- _WHAT YOU HAVE TO DO_
Your task is to extract every line from the material below exactly.

================================

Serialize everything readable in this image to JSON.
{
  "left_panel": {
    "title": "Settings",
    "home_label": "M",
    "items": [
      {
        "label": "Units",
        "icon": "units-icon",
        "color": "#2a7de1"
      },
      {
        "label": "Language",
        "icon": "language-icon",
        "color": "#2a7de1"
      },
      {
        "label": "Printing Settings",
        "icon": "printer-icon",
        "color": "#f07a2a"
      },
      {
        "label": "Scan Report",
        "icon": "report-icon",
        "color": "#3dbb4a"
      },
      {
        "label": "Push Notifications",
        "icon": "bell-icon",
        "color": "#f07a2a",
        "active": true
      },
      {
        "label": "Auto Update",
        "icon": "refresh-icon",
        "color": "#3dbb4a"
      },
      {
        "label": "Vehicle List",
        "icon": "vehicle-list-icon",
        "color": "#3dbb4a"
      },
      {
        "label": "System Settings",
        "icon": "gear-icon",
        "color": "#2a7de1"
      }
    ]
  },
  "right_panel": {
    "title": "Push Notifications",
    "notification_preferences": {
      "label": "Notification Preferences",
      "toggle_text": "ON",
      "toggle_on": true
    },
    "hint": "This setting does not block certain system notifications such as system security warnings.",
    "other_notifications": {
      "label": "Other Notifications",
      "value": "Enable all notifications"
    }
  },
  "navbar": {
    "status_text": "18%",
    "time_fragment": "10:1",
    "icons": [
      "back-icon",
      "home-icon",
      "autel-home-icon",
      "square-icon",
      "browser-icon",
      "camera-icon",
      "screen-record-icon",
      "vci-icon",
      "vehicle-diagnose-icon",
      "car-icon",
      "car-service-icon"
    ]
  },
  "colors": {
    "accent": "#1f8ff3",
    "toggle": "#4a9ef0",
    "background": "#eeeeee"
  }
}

================================

- _SOLUTION TO THE PROBLEM_
Serialize everything readable in this image to JSON.
{
  "left_panel": {
    "title": "Settings",
    "home_label": "M",
    "items": [
      {
        "label": "Units",
        "icon": "units-icon",
        "color": "#2a7de1"
      },
      {
        "label": "Language",
        "icon": "language-icon",
        "color": "#2a7de1"
      },
      {
        "label": "Printing Settings",
        "icon": "printer-icon",
        "color": "#f07a2a"
      },
      {
        "label": "Scan Report",
        "icon": "report-icon",
        "color": "#3dbb4a"
      },
      {
        "label": "Push Notifications",
        "icon": "bell-icon",
        "color": "#f07a2a",
        "active": true
      },
      {
        "label": "Auto Update",
        "icon": "refresh-icon",
        "color": "#3dbb4a"
      },
      {
        "label": "Vehicle List",
        "icon": "vehicle-list-icon",
        "color": "#3dbb4a"
      },
      {
        "label": "System Settings",
        "icon": "gear-icon",
        "color": "#2a7de1"
      }
    ]
  },
  "right_panel": {
    "title": "Push Notifications",
    "notification_preferences": {
      "label": "Notification Preferences",
      "toggle_text": "ON",
      "toggle_on": true
    },
    "hint": "This setting does not block certain system notifications such as system security warnings.",
    "other_notifications": {
      "label": "Other Notifications",
      "value": "Enable all notifications"
    }
  },
  "navbar": {
    "status_text": "18%",
    "time_fragment": "10:1",
    "icons": [
      "back-icon",
      "home-icon",
      "autel-home-icon",
      "square-icon",
      "browser-icon",
      "camera-icon",
      "screen-record-icon",
      "vci-icon",
      "vehicle-diagnose-icon",
      "car-icon",
      "car-service-icon"
    ]
  },
  "colors": {
    "accent": "#1f8ff3",
    "toggle": "#4a9ef0",
    "background": "#eeeeee"
  }
}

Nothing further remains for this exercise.